### EXCERPTED RECORDS ###

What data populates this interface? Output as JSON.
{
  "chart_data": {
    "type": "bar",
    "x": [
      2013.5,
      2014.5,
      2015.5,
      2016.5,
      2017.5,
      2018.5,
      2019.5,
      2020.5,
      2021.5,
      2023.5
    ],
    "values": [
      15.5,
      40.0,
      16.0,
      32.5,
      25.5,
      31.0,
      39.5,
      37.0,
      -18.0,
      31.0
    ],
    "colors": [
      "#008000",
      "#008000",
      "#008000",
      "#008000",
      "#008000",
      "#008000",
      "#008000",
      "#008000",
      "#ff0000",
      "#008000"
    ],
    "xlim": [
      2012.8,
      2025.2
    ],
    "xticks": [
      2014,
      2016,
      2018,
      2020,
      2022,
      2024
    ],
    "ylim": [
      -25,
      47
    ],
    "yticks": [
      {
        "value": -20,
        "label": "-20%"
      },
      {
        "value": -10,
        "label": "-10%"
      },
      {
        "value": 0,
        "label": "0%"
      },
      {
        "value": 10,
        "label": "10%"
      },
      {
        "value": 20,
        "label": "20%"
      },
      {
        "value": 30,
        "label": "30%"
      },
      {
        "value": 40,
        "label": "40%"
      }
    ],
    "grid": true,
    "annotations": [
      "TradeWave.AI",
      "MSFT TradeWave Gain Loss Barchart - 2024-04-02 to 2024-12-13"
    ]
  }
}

###

*PROBLEM DESCRIPTION*. Your task is to gather all lines from the entries above that hold the word "TradeWave".

*EXERCISE RESPONSE*.
      "TradeWave.AI",
      "MSFT TradeWave Gain Loss Barchart - 2024-04-02 to 2024-12-13"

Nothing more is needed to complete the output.